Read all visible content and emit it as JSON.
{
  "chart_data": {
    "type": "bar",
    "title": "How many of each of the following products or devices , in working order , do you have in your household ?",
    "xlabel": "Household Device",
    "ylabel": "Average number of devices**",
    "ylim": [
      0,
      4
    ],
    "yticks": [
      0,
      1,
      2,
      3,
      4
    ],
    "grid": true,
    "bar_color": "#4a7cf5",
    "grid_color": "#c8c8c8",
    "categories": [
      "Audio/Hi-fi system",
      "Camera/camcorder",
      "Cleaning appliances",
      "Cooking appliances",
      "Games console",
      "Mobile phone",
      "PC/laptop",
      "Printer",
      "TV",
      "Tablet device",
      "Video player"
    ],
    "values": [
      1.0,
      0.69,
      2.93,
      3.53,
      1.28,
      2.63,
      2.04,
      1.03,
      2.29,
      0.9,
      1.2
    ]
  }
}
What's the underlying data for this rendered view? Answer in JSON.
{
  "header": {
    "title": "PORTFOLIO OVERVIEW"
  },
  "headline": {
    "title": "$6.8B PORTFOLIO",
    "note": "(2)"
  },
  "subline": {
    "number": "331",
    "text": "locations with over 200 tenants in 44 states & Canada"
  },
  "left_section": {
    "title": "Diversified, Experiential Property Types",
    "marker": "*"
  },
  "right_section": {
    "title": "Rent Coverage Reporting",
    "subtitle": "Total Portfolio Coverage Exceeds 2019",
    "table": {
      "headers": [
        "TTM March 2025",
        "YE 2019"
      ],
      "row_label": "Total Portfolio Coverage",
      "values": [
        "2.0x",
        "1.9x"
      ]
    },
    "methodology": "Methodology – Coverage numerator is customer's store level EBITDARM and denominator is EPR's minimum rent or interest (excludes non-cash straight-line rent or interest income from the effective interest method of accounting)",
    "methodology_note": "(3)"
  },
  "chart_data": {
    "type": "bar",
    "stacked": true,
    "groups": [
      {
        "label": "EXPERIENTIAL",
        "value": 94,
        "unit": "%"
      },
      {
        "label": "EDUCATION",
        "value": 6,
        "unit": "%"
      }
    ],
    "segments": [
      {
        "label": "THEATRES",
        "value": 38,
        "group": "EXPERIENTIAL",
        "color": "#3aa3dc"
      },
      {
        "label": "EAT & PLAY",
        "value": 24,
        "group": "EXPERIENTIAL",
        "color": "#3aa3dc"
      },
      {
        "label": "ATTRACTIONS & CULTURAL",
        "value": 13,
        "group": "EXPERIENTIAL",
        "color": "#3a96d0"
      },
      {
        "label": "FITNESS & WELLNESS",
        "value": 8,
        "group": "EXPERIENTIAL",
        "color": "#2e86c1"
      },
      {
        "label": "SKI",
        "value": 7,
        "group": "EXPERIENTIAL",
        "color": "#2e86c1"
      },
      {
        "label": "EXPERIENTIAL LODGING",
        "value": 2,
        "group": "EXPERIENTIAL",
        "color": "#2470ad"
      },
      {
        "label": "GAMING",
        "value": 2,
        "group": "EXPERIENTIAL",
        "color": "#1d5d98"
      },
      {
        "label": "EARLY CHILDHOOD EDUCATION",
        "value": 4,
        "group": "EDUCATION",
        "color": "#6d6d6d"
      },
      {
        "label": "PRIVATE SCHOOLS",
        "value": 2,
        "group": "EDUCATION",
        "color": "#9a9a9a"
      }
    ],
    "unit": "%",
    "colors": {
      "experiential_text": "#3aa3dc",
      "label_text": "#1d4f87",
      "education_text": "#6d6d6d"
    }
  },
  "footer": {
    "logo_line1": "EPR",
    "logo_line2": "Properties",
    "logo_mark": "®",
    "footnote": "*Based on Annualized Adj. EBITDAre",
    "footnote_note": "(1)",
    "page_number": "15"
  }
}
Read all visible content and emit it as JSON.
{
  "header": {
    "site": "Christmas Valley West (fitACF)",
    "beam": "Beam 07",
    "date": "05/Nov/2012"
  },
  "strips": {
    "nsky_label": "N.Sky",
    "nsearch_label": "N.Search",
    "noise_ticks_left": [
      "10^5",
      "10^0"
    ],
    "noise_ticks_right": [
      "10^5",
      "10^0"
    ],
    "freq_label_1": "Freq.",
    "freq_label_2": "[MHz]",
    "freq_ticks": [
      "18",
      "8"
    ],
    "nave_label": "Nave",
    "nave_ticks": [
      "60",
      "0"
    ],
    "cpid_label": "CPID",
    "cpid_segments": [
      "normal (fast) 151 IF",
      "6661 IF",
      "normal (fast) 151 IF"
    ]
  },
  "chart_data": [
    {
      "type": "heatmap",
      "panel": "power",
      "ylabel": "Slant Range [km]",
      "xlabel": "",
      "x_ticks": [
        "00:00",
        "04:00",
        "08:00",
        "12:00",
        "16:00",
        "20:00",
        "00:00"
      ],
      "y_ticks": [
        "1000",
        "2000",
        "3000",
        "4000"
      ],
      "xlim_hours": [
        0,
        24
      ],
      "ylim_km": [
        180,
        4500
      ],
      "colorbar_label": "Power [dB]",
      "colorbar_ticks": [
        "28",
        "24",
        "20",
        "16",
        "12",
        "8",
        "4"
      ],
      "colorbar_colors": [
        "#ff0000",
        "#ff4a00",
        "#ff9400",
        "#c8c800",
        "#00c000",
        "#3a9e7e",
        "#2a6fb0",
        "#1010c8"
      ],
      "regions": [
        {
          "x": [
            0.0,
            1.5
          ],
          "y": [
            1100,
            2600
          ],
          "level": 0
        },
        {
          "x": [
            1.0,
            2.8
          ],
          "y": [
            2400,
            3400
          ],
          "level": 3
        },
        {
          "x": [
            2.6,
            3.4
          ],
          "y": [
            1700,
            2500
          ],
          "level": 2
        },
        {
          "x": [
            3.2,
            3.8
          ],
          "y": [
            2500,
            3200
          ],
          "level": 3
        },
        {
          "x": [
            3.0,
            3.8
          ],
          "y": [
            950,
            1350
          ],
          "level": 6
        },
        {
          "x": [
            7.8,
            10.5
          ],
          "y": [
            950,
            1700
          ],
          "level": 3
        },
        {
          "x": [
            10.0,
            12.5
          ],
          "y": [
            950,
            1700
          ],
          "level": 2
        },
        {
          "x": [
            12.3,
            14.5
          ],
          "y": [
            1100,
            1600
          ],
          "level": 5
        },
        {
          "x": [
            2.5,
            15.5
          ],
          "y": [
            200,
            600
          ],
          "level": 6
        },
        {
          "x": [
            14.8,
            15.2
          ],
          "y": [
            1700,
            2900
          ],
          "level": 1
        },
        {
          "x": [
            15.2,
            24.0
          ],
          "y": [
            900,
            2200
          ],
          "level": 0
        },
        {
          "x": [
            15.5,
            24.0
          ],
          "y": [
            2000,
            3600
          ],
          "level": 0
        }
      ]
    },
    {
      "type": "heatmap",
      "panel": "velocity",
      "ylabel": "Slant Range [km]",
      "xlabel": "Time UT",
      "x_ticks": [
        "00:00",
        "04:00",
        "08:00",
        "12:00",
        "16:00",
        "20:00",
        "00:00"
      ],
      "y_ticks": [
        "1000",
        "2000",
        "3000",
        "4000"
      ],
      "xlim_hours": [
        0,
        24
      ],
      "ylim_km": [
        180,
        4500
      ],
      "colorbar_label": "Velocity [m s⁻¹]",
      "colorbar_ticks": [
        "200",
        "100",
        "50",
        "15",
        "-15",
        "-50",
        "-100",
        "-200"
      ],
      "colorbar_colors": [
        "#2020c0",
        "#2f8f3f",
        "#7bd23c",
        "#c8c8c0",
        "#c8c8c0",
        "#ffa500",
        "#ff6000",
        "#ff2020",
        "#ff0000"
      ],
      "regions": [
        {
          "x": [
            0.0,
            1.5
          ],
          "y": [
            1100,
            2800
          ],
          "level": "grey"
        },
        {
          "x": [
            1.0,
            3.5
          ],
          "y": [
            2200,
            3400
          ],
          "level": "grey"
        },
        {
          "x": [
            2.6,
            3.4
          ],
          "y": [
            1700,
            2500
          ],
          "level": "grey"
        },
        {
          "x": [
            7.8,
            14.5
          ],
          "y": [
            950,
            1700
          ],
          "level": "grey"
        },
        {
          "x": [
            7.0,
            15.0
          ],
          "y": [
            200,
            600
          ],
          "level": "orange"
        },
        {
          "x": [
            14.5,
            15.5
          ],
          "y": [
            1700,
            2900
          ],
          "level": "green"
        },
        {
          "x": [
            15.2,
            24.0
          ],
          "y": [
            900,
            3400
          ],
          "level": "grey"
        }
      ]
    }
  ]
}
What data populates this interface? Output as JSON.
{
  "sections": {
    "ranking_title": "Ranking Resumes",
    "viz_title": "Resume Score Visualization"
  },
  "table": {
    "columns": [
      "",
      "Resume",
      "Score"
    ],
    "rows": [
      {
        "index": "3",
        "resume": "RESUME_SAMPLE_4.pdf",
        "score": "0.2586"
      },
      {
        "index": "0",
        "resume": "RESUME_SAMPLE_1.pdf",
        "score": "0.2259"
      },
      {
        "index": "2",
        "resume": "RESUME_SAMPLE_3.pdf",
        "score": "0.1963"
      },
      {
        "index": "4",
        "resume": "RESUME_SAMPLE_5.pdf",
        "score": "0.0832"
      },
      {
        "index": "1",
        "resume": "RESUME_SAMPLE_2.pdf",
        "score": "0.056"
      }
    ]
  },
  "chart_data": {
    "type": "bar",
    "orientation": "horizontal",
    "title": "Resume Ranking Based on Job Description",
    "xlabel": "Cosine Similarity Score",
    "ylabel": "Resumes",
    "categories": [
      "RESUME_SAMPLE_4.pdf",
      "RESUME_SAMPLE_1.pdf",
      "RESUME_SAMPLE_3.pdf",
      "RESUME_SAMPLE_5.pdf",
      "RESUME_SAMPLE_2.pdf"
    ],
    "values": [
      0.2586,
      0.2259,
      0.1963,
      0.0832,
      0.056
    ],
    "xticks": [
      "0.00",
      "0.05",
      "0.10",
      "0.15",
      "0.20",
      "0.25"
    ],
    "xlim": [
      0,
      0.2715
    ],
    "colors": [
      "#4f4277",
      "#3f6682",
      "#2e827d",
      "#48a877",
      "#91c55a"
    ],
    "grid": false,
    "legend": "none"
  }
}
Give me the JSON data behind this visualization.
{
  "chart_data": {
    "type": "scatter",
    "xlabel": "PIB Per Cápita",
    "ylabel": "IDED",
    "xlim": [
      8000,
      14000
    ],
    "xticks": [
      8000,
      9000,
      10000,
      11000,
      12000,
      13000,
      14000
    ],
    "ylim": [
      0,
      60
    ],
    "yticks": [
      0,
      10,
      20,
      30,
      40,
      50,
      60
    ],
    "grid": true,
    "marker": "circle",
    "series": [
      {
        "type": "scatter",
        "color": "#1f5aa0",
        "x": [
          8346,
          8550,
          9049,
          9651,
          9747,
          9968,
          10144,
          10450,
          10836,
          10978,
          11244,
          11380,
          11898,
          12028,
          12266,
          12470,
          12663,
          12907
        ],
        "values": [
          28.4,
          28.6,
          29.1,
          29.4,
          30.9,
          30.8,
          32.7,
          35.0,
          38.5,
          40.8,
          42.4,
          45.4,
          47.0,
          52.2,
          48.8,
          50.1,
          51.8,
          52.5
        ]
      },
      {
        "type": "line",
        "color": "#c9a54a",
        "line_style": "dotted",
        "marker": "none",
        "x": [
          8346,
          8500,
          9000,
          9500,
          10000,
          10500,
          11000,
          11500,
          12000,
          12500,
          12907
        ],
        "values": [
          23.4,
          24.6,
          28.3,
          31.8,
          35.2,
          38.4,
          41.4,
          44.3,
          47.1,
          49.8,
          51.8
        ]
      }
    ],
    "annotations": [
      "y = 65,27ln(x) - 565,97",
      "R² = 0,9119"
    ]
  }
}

◇ ◇ ◇ ◇ ◇

• _Exercise aim_: Go through the records above, find every line with the word "JSON", and list those lines.

• _Written response_:
Read all visible content and emit it as JSON.
What's the underlying data for this rendered view? Answer in JSON.
Read all visible content and emit it as JSON.
What data populates this interface? Output as JSON.
Give me the JSON data behind this visualization.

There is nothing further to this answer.